_Sezione testo_:
Il regolamento di competenza d'ufficio non trova precedenti nel codice del 1865, poiché, sia nel caso di conflitto virtuale che in caso di conflitti reali positivi o negativi, la loro risoluzione era demandata al giudice immediatamente superiore ai due in conflitto, ma unicamente su istanza di parte e non su iniziativa del giudice.

Il suddetto tipo di regolamento rappresenta una novità assoluta introdotta dal codice di procedura civile del 1942 come rimedio di carattere preventivo concesso al giudice dissenziente costituendo una soluzione di vero e proprio compromesso fra le istanze dei riformatori, per i quali il giudice indicato nella sentenza declinatoria di competenza del primo giudice non avrebbe mai potuto mettere in discussione tale indicazione, e quelle della giurisprudenza, assai restia ad abbandonare il principio secondo cui ogni giudice è giudice della propria competenza.

_Cosa farai_:
• 1. Elenca tutti i tipi di conflitto nominati nel testo sul regolamento di competenza d'ufficio.
• 2. Prosegui il testo sul regolamento di competenza d'ufficio dopo la sua ultima frase.

_Sezione dati_:
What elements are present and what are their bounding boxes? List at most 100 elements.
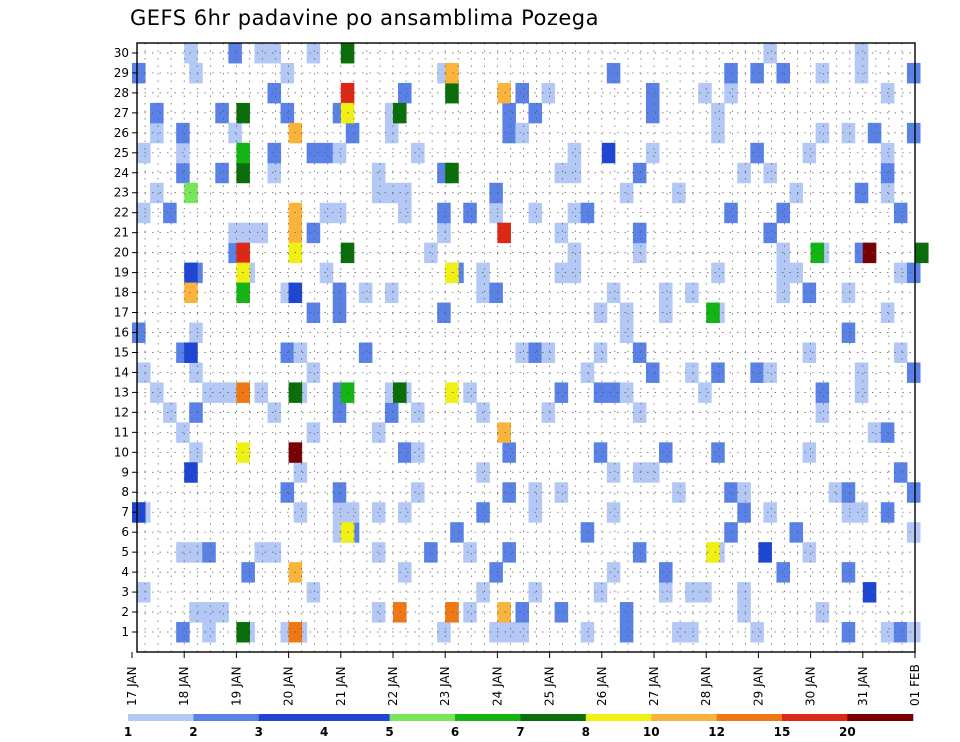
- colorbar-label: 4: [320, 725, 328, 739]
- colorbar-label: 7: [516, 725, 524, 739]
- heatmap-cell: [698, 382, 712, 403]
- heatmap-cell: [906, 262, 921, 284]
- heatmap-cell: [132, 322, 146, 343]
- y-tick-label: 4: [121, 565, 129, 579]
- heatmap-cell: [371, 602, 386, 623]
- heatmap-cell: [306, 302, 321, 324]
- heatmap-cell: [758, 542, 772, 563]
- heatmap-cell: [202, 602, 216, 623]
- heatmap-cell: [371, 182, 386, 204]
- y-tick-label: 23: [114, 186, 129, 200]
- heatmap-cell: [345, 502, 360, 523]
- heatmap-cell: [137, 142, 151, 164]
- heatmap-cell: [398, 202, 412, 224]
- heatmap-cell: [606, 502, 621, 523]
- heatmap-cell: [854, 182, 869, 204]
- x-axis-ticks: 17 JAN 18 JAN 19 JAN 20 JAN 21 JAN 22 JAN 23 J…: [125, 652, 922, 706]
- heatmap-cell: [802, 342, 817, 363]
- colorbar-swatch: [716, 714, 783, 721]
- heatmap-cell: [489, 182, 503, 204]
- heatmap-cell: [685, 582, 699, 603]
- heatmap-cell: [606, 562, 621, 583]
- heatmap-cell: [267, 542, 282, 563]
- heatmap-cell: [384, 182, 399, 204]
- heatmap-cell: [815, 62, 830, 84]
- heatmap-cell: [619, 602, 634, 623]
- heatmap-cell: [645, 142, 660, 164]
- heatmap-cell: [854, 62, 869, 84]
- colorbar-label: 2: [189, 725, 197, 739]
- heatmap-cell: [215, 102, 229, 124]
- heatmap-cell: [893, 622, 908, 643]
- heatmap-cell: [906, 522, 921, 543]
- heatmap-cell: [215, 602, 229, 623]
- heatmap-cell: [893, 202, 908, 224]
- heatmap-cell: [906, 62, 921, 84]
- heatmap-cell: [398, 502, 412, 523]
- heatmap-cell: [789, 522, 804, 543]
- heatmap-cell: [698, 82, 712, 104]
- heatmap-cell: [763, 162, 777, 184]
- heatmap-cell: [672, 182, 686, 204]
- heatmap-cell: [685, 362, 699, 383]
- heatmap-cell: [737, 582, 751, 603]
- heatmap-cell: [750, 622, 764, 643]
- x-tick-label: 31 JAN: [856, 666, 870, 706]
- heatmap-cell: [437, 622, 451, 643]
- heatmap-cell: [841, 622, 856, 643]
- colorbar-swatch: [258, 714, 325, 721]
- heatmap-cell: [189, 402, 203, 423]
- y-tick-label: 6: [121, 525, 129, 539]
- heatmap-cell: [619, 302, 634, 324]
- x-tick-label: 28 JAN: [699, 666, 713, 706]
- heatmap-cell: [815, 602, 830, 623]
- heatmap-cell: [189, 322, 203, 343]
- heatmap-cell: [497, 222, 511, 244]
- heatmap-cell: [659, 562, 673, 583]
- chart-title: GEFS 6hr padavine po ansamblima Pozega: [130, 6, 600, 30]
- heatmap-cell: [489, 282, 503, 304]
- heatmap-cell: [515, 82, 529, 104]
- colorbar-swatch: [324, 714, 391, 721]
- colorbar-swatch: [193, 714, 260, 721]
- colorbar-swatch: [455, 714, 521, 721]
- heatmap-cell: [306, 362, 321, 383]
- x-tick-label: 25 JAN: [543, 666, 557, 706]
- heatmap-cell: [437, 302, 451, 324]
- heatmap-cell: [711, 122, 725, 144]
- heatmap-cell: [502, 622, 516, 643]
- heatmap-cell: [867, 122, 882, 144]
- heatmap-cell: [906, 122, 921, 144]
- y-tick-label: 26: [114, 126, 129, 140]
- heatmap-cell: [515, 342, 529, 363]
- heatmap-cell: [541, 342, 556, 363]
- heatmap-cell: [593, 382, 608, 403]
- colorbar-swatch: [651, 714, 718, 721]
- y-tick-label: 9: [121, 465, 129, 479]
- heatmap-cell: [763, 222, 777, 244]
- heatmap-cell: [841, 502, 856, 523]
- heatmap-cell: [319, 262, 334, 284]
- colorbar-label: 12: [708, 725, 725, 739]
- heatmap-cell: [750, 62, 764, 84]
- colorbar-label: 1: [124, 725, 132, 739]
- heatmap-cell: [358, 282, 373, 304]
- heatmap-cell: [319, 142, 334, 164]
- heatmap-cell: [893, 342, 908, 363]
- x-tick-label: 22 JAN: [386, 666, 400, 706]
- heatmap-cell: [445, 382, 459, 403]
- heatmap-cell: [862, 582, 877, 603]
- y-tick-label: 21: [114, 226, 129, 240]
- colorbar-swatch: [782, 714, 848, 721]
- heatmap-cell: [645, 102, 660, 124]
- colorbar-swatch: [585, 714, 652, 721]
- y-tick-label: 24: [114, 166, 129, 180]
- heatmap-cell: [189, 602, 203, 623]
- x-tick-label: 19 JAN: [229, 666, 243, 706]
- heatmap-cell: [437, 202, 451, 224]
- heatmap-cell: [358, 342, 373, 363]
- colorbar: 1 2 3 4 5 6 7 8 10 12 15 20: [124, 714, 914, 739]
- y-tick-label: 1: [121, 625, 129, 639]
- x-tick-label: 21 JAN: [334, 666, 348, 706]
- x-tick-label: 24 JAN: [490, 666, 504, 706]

_Risposte_:
• 1.
- conflitto virtuale
- conflitti reali positivi
- conflitti reali negativi

• 2.
Detto contrasto fu alla fine solo parzialmente superato mediante l'attribuzione alla sentenza declinatoria di competenza, non impugnata dalle parti con regolamento di competenza, di un'efficacia vincolante nei confronti del giudice davanti al quale la causa è stata riassunta, a norma dell'art. 50 c.p.c., incondizionata solo per le competenze ad esso attribuite in base al valore e al territorio semplice. Se si tratta, invece, di competenze attribuite in base alla materia o al territorio nei casi previsti dall'art. 28 c.p.c., il giudice ad quem non soggiace all'incontestabilità della sentenza declinatoria del primo giudice ma neppure potrà dichiararsi a sua volta incompetente attualizzando un conflitto negativo di competenza (che rimarrebbe, però, senza via di uscita); pertanto, in una situazione di conflitto, così ancora solo virtuale, potrà sottrarsi al vincolo promanante dalla prima decisione solo chiedendo d'ufficio il regolamento e cioè investendo la Corte di cassazione della relativa questione.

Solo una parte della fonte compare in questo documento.